Supplied data.

________________________________________

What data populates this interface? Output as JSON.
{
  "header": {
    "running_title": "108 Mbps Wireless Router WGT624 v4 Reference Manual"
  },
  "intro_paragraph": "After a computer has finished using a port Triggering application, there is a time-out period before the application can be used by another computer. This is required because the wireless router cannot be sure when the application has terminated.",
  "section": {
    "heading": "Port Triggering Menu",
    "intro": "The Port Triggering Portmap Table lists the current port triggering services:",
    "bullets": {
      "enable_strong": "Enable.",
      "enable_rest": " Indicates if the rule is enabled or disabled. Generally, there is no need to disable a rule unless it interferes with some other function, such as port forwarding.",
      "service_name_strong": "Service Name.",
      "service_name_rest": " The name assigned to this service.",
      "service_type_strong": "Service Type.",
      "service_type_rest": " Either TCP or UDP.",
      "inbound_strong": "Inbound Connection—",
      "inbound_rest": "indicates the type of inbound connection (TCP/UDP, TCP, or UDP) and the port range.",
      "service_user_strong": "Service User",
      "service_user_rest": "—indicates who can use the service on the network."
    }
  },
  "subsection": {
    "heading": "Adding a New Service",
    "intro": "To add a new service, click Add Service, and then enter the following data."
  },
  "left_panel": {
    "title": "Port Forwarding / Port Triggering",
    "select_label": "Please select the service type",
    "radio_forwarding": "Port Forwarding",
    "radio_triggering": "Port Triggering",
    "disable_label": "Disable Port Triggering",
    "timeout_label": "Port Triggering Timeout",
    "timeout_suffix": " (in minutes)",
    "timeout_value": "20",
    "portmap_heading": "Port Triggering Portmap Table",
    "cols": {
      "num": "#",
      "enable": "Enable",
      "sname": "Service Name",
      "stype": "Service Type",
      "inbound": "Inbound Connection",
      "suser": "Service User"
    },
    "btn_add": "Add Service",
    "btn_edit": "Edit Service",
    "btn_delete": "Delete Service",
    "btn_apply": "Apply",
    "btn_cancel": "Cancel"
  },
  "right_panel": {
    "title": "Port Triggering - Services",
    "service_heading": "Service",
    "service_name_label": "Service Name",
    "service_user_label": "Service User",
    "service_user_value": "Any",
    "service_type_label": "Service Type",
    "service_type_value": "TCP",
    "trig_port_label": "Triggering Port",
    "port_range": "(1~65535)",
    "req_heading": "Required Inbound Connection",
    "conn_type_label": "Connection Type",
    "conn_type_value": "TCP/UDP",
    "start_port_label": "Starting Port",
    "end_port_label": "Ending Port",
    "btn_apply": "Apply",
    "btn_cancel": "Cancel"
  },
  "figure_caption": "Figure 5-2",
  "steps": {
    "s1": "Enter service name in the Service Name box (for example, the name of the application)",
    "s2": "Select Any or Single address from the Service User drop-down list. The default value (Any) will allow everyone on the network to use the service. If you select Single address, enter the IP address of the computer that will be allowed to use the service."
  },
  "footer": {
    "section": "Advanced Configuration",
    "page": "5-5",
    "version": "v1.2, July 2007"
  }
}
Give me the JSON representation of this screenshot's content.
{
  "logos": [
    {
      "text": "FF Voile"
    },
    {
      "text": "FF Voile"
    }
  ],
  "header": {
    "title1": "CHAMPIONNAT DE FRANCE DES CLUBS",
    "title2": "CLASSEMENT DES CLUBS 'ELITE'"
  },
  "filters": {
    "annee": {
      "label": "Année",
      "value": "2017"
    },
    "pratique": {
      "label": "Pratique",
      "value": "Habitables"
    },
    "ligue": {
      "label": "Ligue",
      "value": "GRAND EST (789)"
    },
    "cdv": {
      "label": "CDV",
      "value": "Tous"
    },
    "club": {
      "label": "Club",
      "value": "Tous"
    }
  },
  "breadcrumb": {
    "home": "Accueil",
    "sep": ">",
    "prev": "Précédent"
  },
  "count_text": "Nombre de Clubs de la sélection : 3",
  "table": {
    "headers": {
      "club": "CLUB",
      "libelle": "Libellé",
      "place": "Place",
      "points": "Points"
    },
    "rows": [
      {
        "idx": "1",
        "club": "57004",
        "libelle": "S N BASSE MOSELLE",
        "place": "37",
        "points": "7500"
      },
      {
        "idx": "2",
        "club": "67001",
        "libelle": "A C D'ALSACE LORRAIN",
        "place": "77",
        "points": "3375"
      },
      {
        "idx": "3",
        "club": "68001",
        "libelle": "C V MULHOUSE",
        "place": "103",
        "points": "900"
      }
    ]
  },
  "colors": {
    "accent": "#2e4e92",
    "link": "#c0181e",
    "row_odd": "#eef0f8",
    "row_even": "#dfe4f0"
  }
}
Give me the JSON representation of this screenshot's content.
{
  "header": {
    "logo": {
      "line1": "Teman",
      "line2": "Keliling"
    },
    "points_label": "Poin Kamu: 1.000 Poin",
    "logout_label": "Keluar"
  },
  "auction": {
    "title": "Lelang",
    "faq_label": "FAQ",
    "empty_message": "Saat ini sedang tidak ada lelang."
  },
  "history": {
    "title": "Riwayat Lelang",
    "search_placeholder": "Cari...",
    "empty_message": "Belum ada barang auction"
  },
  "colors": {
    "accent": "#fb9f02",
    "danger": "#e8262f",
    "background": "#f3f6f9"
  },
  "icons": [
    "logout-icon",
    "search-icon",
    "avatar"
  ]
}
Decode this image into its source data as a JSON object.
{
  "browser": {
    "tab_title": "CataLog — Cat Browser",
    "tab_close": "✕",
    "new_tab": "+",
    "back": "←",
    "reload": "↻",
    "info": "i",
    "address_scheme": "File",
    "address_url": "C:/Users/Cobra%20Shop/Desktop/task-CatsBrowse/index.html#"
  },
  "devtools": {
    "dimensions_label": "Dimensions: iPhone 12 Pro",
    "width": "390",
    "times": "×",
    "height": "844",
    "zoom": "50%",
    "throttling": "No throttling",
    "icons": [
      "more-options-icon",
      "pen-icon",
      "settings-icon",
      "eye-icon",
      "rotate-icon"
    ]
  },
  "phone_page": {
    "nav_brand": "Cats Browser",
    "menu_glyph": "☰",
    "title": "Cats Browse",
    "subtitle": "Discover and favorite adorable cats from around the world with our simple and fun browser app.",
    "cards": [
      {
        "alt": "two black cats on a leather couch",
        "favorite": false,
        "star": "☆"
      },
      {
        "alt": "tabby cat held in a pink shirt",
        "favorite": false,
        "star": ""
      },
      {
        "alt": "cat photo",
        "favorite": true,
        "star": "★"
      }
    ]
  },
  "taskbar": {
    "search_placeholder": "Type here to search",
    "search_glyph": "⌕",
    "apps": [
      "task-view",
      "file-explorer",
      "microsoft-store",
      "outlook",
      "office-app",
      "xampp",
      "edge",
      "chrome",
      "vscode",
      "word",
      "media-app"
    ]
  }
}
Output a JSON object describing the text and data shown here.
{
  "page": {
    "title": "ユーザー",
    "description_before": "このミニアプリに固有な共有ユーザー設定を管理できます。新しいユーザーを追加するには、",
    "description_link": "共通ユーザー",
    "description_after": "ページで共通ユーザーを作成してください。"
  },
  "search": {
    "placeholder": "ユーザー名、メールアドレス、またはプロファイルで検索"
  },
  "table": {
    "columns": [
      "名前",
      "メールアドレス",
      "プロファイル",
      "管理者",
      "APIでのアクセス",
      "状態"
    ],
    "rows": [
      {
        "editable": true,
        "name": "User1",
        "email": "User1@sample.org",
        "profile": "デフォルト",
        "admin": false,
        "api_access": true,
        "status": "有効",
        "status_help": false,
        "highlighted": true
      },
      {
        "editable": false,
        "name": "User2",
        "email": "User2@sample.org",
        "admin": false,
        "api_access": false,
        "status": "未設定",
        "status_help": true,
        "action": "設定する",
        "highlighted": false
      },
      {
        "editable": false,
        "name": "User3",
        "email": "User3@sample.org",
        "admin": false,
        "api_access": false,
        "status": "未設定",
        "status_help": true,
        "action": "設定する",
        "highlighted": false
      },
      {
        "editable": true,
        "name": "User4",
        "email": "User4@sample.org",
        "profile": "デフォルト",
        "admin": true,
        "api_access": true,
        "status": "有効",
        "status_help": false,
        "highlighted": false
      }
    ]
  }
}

________________________________________

Output the line that contains "Output a JSON", followed by every later line in the listing, with no line omitted and none added.

Output a JSON object describing the text and data shown here.
{
  "page": {
    "title": "ユーザー",
    "description_before": "このミニアプリに固有な共有ユーザー設定を管理できます。新しいユーザーを追加するには、",
    "description_link": "共通ユーザー",
    "description_after": "ページで共通ユーザーを作成してください。"
  },
  "search": {
    "placeholder": "ユーザー名、メールアドレス、またはプロファイルで検索"
  },
  "table": {
    "columns": [
      "名前",
      "メールアドレス",
      "プロファイル",
      "管理者",
      "APIでのアクセス",
      "状態"
    ],
    "rows": [
      {
        "editable": true,
        "name": "User1",
        "email": "User1@sample.org",
        "profile": "デフォルト",
        "admin": false,
        "api_access": true,
        "status": "有効",
        "status_help": false,
        "highlighted": true
      },
      {
        "editable": false,
        "name": "User2",
        "email": "User2@sample.org",
        "admin": false,
        "api_access": false,
        "status": "未設定",
        "status_help": true,
        "action": "設定する",
        "highlighted": false
      },
      {
        "editable": false,
        "name": "User3",
        "email": "User3@sample.org",
        "admin": false,
        "api_access": false,
        "status": "未設定",
        "status_help": true,
        "action": "設定する",
        "highlighted": false
      },
      {
        "editable": true,
        "name": "User4",
        "email": "User4@sample.org",
        "profile": "デフォルト",
        "admin": true,
        "api_access": true,
        "status": "有効",
        "status_help": false,
        "highlighted": false
      }
    ]
  }
}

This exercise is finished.